■ **Request**
Output the records. Match them exactly.

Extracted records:
<<<<

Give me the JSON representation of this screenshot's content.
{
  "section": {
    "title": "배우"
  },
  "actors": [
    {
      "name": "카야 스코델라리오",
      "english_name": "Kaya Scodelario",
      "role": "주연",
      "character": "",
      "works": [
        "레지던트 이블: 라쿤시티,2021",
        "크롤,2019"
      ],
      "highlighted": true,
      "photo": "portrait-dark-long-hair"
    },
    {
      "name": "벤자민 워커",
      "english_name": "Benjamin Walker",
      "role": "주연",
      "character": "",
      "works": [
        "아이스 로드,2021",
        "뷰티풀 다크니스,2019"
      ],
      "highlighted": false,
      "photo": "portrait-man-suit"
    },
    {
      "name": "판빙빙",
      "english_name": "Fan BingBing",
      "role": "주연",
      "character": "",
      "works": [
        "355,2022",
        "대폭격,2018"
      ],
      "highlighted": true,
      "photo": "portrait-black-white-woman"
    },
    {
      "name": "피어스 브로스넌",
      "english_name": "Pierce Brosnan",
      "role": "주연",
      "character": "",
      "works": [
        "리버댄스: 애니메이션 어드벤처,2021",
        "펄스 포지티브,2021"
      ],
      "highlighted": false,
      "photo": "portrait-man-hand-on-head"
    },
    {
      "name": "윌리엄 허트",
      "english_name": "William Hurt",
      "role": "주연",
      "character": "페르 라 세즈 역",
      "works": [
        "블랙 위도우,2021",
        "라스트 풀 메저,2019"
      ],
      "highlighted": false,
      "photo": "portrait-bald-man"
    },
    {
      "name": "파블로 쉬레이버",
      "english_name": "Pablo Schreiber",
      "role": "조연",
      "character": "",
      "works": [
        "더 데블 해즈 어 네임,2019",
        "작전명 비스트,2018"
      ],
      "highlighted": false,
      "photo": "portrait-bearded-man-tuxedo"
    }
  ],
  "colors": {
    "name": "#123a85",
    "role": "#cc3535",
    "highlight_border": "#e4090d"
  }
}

>>>>

■ **Complete response**
Give me the JSON representation of this screenshot's content.
{
  "section": {
    "title": "배우"
  },
  "actors": [
    {
      "name": "카야 스코델라리오",
      "english_name": "Kaya Scodelario",
      "role": "주연",
      "character": "",
      "works": [
        "레지던트 이블: 라쿤시티,2021",
        "크롤,2019"
      ],
      "highlighted": true,
      "photo": "portrait-dark-long-hair"
    },
    {
      "name": "벤자민 워커",
      "english_name": "Benjamin Walker",
      "role": "주연",
      "character": "",
      "works": [
        "아이스 로드,2021",
        "뷰티풀 다크니스,2019"
      ],
      "highlighted": false,
      "photo": "portrait-man-suit"
    },
    {
      "name": "판빙빙",
      "english_name": "Fan BingBing",
      "role": "주연",
      "character": "",
      "works": [
        "355,2022",
        "대폭격,2018"
      ],
      "highlighted": true,
      "photo": "portrait-black-white-woman"
    },
    {
      "name": "피어스 브로스넌",
      "english_name": "Pierce Brosnan",
      "role": "주연",
      "character": "",
      "works": [
        "리버댄스: 애니메이션 어드벤처,2021",
        "펄스 포지티브,2021"
      ],
      "highlighted": false,
      "photo": "portrait-man-hand-on-head"
    },
    {
      "name": "윌리엄 허트",
      "english_name": "William Hurt",
      "role": "주연",
      "character": "페르 라 세즈 역",
      "works": [
        "블랙 위도우,2021",
        "라스트 풀 메저,2019"
      ],
      "highlighted": false,
      "photo": "portrait-bald-man"
    },
    {
      "name": "파블로 쉬레이버",
      "english_name": "Pablo Schreiber",
      "role": "조연",
      "character": "",
      "works": [
        "더 데블 해즈 어 네임,2019",
        "작전명 비스트,2018"
      ],
      "highlighted": false,
      "photo": "portrait-bearded-man-tuxedo"
    }
  ],
  "colors": {
    "name": "#123a85",
    "role": "#cc3535",
    "highlight_border": "#e4090d"
  }
}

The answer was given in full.